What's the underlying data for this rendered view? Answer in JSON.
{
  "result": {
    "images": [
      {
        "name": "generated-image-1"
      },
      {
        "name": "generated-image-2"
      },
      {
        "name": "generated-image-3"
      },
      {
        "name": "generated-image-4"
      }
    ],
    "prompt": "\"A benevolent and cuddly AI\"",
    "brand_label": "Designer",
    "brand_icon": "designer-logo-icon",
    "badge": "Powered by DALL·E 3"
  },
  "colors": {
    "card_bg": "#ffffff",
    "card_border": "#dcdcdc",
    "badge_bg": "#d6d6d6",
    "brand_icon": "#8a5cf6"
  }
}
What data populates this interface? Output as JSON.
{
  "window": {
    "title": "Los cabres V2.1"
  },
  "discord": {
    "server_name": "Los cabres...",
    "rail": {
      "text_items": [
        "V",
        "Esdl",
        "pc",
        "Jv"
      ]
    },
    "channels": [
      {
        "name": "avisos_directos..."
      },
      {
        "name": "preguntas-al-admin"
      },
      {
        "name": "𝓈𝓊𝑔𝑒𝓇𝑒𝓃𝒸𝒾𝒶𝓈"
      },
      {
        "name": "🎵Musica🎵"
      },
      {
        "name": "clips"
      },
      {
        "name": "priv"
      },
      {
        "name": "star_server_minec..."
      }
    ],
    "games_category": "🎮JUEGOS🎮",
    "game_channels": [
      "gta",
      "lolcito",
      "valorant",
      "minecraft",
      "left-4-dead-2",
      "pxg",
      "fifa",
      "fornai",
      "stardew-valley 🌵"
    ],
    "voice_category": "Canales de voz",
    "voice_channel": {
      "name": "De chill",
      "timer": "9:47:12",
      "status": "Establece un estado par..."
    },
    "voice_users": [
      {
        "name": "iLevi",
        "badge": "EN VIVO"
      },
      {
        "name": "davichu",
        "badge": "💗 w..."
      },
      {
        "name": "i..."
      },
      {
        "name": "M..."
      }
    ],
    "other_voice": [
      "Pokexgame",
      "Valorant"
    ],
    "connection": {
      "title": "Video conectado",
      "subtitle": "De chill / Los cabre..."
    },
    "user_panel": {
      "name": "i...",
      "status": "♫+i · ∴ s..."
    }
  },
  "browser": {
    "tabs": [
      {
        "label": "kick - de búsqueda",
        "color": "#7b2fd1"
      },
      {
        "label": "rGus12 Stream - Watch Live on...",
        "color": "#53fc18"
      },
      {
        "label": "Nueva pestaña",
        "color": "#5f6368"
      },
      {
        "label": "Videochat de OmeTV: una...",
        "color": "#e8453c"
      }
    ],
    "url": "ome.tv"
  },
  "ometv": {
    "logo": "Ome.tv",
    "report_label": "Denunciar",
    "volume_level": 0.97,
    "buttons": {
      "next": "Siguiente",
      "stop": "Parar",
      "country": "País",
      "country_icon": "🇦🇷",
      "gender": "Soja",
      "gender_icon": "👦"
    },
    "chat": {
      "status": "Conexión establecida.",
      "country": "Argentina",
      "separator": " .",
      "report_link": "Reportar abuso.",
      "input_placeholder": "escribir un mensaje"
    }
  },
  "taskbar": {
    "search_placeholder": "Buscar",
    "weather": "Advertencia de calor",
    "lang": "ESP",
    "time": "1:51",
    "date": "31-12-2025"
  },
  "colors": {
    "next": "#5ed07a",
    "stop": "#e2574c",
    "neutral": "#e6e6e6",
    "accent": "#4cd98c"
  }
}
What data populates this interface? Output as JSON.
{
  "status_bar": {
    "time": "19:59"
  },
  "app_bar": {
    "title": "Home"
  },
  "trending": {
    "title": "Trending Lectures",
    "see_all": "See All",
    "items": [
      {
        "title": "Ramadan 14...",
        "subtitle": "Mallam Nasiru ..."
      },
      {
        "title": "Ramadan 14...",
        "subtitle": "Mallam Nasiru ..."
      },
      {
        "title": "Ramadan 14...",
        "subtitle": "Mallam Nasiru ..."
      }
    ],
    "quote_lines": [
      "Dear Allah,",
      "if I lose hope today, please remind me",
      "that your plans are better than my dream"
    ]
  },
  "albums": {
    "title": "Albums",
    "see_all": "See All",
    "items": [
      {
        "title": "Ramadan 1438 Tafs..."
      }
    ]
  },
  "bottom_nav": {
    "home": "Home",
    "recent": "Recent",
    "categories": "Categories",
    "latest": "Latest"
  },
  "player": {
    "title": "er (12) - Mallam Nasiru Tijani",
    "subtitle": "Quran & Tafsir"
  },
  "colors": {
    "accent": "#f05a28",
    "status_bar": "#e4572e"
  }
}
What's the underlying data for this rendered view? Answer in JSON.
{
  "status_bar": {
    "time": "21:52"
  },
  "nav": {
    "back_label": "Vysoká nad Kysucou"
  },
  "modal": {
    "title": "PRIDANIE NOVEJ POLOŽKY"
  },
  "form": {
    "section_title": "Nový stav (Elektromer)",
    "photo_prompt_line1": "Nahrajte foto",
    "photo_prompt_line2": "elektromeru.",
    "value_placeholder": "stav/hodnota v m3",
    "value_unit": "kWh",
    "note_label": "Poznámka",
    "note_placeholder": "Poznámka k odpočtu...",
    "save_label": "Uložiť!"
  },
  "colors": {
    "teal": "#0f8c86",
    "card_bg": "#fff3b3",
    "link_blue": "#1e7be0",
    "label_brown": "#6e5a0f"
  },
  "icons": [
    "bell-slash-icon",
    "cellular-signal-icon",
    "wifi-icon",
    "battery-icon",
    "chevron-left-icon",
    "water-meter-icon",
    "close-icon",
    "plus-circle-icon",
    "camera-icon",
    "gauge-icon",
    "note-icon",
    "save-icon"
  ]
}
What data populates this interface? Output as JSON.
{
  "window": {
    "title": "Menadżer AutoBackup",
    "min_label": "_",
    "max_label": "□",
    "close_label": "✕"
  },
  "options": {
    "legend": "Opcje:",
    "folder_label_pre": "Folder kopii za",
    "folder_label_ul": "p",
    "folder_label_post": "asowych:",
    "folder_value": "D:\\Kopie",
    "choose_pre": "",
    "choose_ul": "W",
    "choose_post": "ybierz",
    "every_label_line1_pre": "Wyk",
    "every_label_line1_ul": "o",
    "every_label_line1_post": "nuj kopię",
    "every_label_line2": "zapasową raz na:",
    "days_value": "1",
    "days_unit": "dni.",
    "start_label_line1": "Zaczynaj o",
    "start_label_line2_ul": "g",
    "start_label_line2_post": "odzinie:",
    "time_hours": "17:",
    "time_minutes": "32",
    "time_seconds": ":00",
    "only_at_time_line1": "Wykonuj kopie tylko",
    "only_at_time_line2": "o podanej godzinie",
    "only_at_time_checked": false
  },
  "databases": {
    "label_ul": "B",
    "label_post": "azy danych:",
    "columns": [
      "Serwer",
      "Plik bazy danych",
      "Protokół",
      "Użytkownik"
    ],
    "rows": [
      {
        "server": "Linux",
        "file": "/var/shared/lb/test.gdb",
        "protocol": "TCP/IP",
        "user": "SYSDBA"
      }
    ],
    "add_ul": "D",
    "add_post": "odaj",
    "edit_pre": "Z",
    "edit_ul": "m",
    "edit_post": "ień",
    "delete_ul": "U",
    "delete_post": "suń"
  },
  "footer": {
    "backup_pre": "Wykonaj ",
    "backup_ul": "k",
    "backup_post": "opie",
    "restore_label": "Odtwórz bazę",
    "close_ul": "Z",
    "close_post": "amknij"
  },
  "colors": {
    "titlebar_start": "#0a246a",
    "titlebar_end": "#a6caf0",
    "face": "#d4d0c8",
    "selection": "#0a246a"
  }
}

+ + + +

### Short problem
Would you write down every record again, exactly?

### Worked solution
What's the underlying data for this rendered view? Answer in JSON.
{
  "result": {
    "images": [
      {
        "name": "generated-image-1"
      },
      {
        "name": "generated-image-2"
      },
      {
        "name": "generated-image-3"
      },
      {
        "name": "generated-image-4"
      }
    ],
    "prompt": "\"A benevolent and cuddly AI\"",
    "brand_label": "Designer",
    "brand_icon": "designer-logo-icon",
    "badge": "Powered by DALL·E 3"
  },
  "colors": {
    "card_bg": "#ffffff",
    "card_border": "#dcdcdc",
    "badge_bg": "#d6d6d6",
    "brand_icon": "#8a5cf6"
  }
}
What data populates this interface? Output as JSON.
{
  "window": {
    "title": "Los cabres V2.1"
  },
  "discord": {
    "server_name": "Los cabres...",
    "rail": {
      "text_items": [
        "V",
        "Esdl",
        "pc",
        "Jv"
      ]
    },
    "channels": [
      {
        "name": "avisos_directos..."
      },
      {
        "name": "preguntas-al-admin"
      },
      {
        "name": "𝓈𝓊𝑔𝑒𝓇𝑒𝓃𝒸𝒾𝒶𝓈"
      },
      {
        "name": "🎵Musica🎵"
      },
      {
        "name": "clips"
      },
      {
        "name": "priv"
      },
      {
        "name": "star_server_minec..."
      }
    ],
    "games_category": "🎮JUEGOS🎮",
    "game_channels": [
      "gta",
      "lolcito",
      "valorant",
      "minecraft",
      "left-4-dead-2",
      "pxg",
      "fifa",
      "fornai",
      "stardew-valley 🌵"
    ],
    "voice_category": "Canales de voz",
    "voice_channel": {
      "name": "De chill",
      "timer": "9:47:12",
      "status": "Establece un estado par..."
    },
    "voice_users": [
      {
        "name": "iLevi",
        "badge": "EN VIVO"
      },
      {
        "name": "davichu",
        "badge": "💗 w..."
      },
      {
        "name": "i..."
      },
      {
        "name": "M..."
      }
    ],
    "other_voice": [
      "Pokexgame",
      "Valorant"
    ],
    "connection": {
      "title": "Video conectado",
      "subtitle": "De chill / Los cabre..."
    },
    "user_panel": {
      "name": "i...",
      "status": "♫+i · ∴ s..."
    }
  },
  "browser": {
    "tabs": [
      {
        "label": "kick - de búsqueda",
        "color": "#7b2fd1"
      },
      {
        "label": "rGus12 Stream - Watch Live on...",
        "color": "#53fc18"
      },
      {
        "label": "Nueva pestaña",
        "color": "#5f6368"
      },
      {
        "label": "Videochat de OmeTV: una...",
        "color": "#e8453c"
      }
    ],
    "url": "ome.tv"
  },
  "ometv": {
    "logo": "Ome.tv",
    "report_label": "Denunciar",
    "volume_level": 0.97,
    "buttons": {
      "next": "Siguiente",
      "stop": "Parar",
      "country": "País",
      "country_icon": "🇦🇷",
      "gender": "Soja",
      "gender_icon": "👦"
    },
    "chat": {
      "status": "Conexión establecida.",
      "country": "Argentina",
      "separator": " .",
      "report_link": "Reportar abuso.",
      "input_placeholder": "escribir un mensaje"
    }
  },
  "taskbar": {
    "search_placeholder": "Buscar",
    "weather": "Advertencia de calor",
    "lang": "ESP",
    "time": "1:51",
    "date": "31-12-2025"
  },
  "colors": {
    "next": "#5ed07a",
    "stop": "#e2574c",
    "neutral": "#e6e6e6",
    "accent": "#4cd98c"
  }
}
What data populates this interface? Output as JSON.
{
  "status_bar": {
    "time": "19:59"
  },
  "app_bar": {
    "title": "Home"
  },
  "trending": {
    "title": "Trending Lectures",
    "see_all": "See All",
    "items": [
      {
        "title": "Ramadan 14...",
        "subtitle": "Mallam Nasiru ..."
      },
      {
        "title": "Ramadan 14...",
        "subtitle": "Mallam Nasiru ..."
      },
      {
        "title": "Ramadan 14...",
        "subtitle": "Mallam Nasiru ..."
      }
    ],
    "quote_lines": [
      "Dear Allah,",
      "if I lose hope today, please remind me",
      "that your plans are better than my dream"
    ]
  },
  "albums": {
    "title": "Albums",
    "see_all": "See All",
    "items": [
      {
        "title": "Ramadan 1438 Tafs..."
      }
    ]
  },
  "bottom_nav": {
    "home": "Home",
    "recent": "Recent",
    "categories": "Categories",
    "latest": "Latest"
  },
  "player": {
    "title": "er (12) - Mallam Nasiru Tijani",
    "subtitle": "Quran & Tafsir"
  },
  "colors": {
    "accent": "#f05a28",
    "status_bar": "#e4572e"
  }
}
What's the underlying data for this rendered view? Answer in JSON.
{
  "status_bar": {
    "time": "21:52"
  },
  "nav": {
    "back_label": "Vysoká nad Kysucou"
  },
  "modal": {
    "title": "PRIDANIE NOVEJ POLOŽKY"
  },
  "form": {
    "section_title": "Nový stav (Elektromer)",
    "photo_prompt_line1": "Nahrajte foto",
    "photo_prompt_line2": "elektromeru.",
    "value_placeholder": "stav/hodnota v m3",
    "value_unit": "kWh",
    "note_label": "Poznámka",
    "note_placeholder": "Poznámka k odpočtu...",
    "save_label": "Uložiť!"
  },
  "colors": {
    "teal": "#0f8c86",
    "card_bg": "#fff3b3",
    "link_blue": "#1e7be0",
    "label_brown": "#6e5a0f"
  },
  "icons": [
    "bell-slash-icon",
    "cellular-signal-icon",
    "wifi-icon",
    "battery-icon",
    "chevron-left-icon",
    "water-meter-icon",
    "close-icon",
    "plus-circle-icon",
    "camera-icon",
    "gauge-icon",
    "note-icon",
    "save-icon"
  ]
}
What data populates this interface? Output as JSON.
{
  "window": {
    "title": "Menadżer AutoBackup",
    "min_label": "_",
    "max_label": "□",
    "close_label": "✕"
  },
  "options": {
    "legend": "Opcje:",
    "folder_label_pre": "Folder kopii za",
    "folder_label_ul": "p",
    "folder_label_post": "asowych:",
    "folder_value": "D:\\Kopie",
    "choose_pre": "",
    "choose_ul": "W",
    "choose_post": "ybierz",
    "every_label_line1_pre": "Wyk",
    "every_label_line1_ul": "o",
    "every_label_line1_post": "nuj kopię",
    "every_label_line2": "zapasową raz na:",
    "days_value": "1",
    "days_unit": "dni.",
    "start_label_line1": "Zaczynaj o",
    "start_label_line2_ul": "g",
    "start_label_line2_post": "odzinie:",
    "time_hours": "17:",
    "time_minutes": "32",
    "time_seconds": ":00",
    "only_at_time_line1": "Wykonuj kopie tylko",
    "only_at_time_line2": "o podanej godzinie",
    "only_at_time_checked": false
  },
  "databases": {
    "label_ul": "B",
    "label_post": "azy danych:",
    "columns": [
      "Serwer",
      "Plik bazy danych",
      "Protokół",
      "Użytkownik"
    ],
    "rows": [
      {
        "server": "Linux",
        "file": "/var/shared/lb/test.gdb",
        "protocol": "TCP/IP",
        "user": "SYSDBA"
      }
    ],
    "add_ul": "D",
    "add_post": "odaj",
    "edit_pre": "Z",
    "edit_ul": "m",
    "edit_post": "ień",
    "delete_ul": "U",
    "delete_post": "suń"
  },
  "footer": {
    "backup_pre": "Wykonaj ",
    "backup_ul": "k",
    "backup_post": "opie",
    "restore_label": "Odtwórz bazę",
    "close_ul": "Z",
    "close_post": "amknij"
  },
  "colors": {
    "titlebar_start": "#0a246a",
    "titlebar_end": "#a6caf0",
    "face": "#d4d0c8",
    "selection": "#0a246a"
  }
}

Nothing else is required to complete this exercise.